## PROBLEM REQUIREMENTS:
Which lines in the records below contain the string "group"? List every such line in full.

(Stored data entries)
··········

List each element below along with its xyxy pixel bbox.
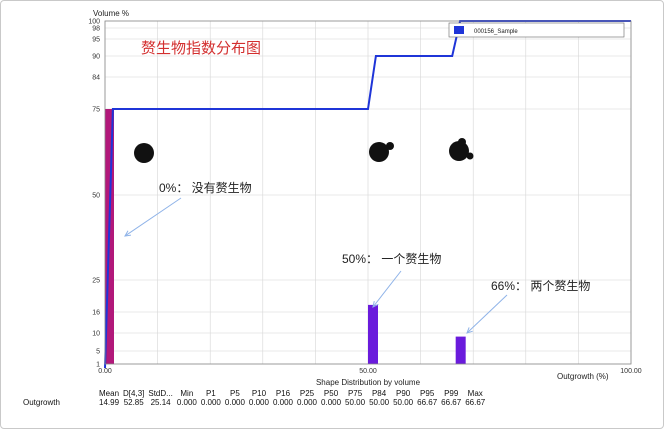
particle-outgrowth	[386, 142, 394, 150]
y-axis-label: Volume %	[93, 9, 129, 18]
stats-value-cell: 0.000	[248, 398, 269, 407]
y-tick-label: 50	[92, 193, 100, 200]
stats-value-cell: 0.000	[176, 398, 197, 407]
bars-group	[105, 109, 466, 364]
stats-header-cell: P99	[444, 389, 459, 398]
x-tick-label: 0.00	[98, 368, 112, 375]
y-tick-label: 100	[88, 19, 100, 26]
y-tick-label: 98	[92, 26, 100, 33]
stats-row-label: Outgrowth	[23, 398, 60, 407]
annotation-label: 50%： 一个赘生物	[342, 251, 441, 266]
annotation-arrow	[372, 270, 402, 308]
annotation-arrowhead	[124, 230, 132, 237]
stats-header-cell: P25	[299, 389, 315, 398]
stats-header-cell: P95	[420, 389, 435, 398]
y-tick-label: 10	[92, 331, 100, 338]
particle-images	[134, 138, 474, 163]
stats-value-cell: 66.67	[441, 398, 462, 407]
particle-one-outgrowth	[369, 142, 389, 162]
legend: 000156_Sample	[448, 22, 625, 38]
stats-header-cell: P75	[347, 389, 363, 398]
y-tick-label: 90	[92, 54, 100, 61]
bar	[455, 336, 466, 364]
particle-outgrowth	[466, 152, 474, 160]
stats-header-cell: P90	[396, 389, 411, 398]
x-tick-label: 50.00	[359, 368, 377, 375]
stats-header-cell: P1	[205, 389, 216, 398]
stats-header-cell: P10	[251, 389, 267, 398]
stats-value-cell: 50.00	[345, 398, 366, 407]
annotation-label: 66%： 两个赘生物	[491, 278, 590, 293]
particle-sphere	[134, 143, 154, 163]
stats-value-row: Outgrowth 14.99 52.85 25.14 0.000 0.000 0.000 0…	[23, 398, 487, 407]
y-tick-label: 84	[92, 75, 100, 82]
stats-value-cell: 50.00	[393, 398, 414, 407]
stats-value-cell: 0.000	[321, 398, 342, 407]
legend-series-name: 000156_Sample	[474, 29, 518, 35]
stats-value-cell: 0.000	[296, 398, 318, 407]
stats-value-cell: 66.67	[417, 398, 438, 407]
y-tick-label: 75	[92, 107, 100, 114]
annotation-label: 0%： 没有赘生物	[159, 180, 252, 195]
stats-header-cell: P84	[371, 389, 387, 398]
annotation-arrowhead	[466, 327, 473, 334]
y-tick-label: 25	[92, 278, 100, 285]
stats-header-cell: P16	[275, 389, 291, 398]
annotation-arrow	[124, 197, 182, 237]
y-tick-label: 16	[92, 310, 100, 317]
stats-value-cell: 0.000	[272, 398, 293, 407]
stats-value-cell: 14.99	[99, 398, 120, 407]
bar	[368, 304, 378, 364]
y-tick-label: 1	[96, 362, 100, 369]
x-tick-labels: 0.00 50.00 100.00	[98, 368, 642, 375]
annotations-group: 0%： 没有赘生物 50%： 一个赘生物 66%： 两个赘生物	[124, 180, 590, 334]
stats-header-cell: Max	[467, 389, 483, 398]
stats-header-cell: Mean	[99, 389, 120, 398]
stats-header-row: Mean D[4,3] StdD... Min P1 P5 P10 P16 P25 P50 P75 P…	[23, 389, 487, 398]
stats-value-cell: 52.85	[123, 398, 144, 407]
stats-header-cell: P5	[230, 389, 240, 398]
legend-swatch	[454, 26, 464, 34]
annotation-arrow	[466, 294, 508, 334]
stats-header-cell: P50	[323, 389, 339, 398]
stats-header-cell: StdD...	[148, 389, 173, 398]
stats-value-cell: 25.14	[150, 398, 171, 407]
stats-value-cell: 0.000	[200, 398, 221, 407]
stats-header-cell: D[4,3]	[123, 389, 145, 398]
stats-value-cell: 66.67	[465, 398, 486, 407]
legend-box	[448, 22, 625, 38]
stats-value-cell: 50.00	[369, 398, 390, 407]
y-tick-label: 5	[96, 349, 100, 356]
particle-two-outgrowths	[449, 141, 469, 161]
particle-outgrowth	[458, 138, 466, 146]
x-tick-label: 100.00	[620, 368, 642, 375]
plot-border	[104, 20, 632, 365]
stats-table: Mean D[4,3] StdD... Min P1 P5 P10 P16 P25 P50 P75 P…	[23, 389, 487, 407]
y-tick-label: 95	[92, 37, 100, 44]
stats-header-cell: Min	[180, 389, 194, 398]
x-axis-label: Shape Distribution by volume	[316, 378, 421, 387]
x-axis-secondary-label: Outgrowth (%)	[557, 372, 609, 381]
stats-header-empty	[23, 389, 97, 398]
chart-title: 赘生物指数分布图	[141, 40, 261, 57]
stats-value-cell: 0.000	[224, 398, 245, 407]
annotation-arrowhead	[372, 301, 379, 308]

··········

## FULL OUTPUT:
bars-group	[105, 109, 466, 364]
annotations-group: 0%： 没有赘生物 50%： 一个赘生物 66%： 两个赘生物	[124, 180, 590, 334]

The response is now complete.